/---

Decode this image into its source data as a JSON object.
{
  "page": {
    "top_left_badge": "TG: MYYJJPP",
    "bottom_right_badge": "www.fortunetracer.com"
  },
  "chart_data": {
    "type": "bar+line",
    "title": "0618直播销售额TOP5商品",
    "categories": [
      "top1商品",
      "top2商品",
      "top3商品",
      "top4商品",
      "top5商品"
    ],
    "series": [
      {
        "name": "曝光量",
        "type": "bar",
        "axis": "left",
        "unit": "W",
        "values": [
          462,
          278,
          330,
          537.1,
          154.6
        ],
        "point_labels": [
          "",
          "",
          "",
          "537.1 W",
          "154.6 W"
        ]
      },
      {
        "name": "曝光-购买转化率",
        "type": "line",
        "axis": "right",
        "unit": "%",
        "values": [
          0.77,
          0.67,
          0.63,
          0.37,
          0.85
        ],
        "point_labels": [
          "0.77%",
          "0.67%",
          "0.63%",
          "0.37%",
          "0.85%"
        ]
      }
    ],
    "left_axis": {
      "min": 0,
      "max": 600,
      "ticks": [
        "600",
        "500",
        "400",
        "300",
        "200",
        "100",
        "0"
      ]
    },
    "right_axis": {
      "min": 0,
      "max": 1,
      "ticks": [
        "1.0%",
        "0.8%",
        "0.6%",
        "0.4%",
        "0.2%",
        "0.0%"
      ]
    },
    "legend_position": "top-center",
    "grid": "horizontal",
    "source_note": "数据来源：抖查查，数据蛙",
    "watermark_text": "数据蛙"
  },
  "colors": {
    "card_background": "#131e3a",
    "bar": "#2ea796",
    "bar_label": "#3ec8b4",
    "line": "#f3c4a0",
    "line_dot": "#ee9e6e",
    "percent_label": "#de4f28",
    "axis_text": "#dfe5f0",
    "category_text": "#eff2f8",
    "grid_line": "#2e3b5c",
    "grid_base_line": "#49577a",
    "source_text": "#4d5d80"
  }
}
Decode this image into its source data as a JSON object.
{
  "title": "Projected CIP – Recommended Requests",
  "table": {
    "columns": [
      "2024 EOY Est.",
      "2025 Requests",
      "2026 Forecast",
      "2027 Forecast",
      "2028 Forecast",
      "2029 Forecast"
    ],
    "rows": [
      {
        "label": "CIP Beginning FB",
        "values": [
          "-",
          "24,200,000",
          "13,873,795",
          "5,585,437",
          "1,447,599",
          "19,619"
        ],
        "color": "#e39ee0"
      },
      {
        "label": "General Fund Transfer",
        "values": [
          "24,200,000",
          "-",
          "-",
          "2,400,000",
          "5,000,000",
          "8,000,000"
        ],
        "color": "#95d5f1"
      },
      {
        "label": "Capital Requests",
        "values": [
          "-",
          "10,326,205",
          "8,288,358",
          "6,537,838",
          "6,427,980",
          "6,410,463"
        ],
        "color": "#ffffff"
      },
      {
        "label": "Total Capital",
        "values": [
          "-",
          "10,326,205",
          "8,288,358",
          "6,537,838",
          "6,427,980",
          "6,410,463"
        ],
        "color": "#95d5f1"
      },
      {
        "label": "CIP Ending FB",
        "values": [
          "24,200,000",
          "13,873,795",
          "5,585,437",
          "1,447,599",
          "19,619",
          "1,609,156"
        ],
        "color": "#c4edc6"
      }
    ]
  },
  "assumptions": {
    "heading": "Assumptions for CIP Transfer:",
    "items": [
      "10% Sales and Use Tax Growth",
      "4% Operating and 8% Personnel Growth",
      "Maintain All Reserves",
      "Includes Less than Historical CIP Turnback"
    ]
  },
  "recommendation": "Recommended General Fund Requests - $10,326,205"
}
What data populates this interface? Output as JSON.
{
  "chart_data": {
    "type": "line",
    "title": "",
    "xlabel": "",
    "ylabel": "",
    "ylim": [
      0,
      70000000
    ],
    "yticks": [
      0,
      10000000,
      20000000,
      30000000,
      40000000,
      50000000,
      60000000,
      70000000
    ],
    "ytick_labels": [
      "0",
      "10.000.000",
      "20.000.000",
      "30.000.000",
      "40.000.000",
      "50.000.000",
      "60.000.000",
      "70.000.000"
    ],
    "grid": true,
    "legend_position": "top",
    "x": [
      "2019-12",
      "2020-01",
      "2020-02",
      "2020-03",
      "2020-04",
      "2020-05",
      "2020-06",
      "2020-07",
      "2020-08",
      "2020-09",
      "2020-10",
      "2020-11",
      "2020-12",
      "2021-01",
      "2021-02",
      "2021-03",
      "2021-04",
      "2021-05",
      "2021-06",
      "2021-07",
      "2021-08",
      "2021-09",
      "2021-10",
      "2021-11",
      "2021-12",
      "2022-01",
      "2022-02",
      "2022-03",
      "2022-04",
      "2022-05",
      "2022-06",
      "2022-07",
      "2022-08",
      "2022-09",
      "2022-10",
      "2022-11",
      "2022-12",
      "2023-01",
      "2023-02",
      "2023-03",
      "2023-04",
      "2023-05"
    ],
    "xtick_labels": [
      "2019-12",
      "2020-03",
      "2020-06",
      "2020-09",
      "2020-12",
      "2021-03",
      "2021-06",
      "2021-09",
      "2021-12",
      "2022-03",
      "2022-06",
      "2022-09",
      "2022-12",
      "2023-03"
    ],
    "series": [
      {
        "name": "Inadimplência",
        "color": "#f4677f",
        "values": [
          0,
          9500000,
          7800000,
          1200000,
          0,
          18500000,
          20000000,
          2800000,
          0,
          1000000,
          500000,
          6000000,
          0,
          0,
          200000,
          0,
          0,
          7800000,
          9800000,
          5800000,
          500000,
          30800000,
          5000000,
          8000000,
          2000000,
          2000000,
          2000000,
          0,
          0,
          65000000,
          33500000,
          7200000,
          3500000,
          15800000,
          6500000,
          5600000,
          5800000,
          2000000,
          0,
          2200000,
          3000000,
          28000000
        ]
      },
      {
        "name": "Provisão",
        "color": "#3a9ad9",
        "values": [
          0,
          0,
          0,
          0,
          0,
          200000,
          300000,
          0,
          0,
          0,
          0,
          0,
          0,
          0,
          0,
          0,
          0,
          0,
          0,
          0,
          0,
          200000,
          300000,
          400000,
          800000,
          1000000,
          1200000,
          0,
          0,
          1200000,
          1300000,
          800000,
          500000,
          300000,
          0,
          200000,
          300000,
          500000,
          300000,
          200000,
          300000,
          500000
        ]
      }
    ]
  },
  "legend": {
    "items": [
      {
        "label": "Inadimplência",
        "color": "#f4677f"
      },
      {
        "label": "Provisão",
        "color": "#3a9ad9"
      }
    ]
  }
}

\---

▸ **Written instruction**: Select and copy every line of the listing with the word "Recommended".

▸ **Written answer**:
  "title": "Projected CIP – Recommended Requests",
  "recommendation": "Recommended General Fund Requests - $10,326,205"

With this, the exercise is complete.